▸ AIM OF THE EXERCISE: What follows is a listing. Return every line of it exactly.

▸ DATA FOR THIS TASK:
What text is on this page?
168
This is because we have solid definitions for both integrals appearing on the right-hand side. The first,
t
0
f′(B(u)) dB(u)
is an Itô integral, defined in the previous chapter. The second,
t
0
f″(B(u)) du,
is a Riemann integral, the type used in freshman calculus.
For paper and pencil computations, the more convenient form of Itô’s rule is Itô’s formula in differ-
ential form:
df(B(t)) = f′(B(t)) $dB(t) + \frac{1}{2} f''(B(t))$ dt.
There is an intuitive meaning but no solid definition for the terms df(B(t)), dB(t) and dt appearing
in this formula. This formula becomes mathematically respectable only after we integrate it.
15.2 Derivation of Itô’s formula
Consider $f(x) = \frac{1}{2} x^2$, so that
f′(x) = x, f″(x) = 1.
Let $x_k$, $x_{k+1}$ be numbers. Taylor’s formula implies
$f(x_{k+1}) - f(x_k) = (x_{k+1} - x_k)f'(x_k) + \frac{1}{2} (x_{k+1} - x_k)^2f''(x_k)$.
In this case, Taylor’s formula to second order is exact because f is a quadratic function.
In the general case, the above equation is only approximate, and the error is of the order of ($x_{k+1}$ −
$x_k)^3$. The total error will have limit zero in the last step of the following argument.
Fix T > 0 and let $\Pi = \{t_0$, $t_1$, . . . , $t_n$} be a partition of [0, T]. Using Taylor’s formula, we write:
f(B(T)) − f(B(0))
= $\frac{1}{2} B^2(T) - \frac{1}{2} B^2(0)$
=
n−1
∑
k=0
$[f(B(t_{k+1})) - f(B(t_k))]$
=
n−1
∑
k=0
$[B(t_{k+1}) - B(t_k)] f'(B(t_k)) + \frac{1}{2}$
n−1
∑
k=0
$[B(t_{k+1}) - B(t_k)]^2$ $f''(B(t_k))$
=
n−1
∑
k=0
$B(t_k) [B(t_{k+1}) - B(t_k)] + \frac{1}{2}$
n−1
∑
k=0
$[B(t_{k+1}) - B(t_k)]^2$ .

▸ RESULT OF THIS EXERCISE:
What text is on this page?
168
This is because we have solid definitions for both integrals appearing on the right-hand side. The first,
t
0
f′(B(u)) dB(u)
is an Itô integral, defined in the previous chapter. The second,
t
0
f″(B(u)) du,
is a Riemann integral, the type used in freshman calculus.
For paper and pencil computations, the more convenient form of Itô’s rule is Itô’s formula in differ-
ential form:
df(B(t)) = f′(B(t)) $dB(t) + \frac{1}{2} f''(B(t))$ dt.
There is an intuitive meaning but no solid definition for the terms df(B(t)), dB(t) and dt appearing
in this formula. This formula becomes mathematically respectable only after we integrate it.
15.2 Derivation of Itô’s formula
Consider $f(x) = \frac{1}{2} x^2$, so that
f′(x) = x, f″(x) = 1.
Let $x_k$, $x_{k+1}$ be numbers. Taylor’s formula implies
$f(x_{k+1}) - f(x_k) = (x_{k+1} - x_k)f'(x_k) + \frac{1}{2} (x_{k+1} - x_k)^2f''(x_k)$.
In this case, Taylor’s formula to second order is exact because f is a quadratic function.
In the general case, the above equation is only approximate, and the error is of the order of ($x_{k+1}$ −
$x_k)^3$. The total error will have limit zero in the last step of the following argument.
Fix T > 0 and let $\Pi = \{t_0$, $t_1$, . . . , $t_n$} be a partition of [0, T]. Using Taylor’s formula, we write:
f(B(T)) − f(B(0))
= $\frac{1}{2} B^2(T) - \frac{1}{2} B^2(0)$
=
n−1
∑
k=0
$[f(B(t_{k+1})) - f(B(t_k))]$
=
n−1
∑
k=0
$[B(t_{k+1}) - B(t_k)] f'(B(t_k)) + \frac{1}{2}$
n−1
∑
k=0
$[B(t_{k+1}) - B(t_k)]^2$ $f''(B(t_k))$
=
n−1
∑
k=0
$B(t_k) [B(t_{k+1}) - B(t_k)] + \frac{1}{2}$
n−1
∑
k=0
$[B(t_{k+1}) - B(t_k)]^2$ .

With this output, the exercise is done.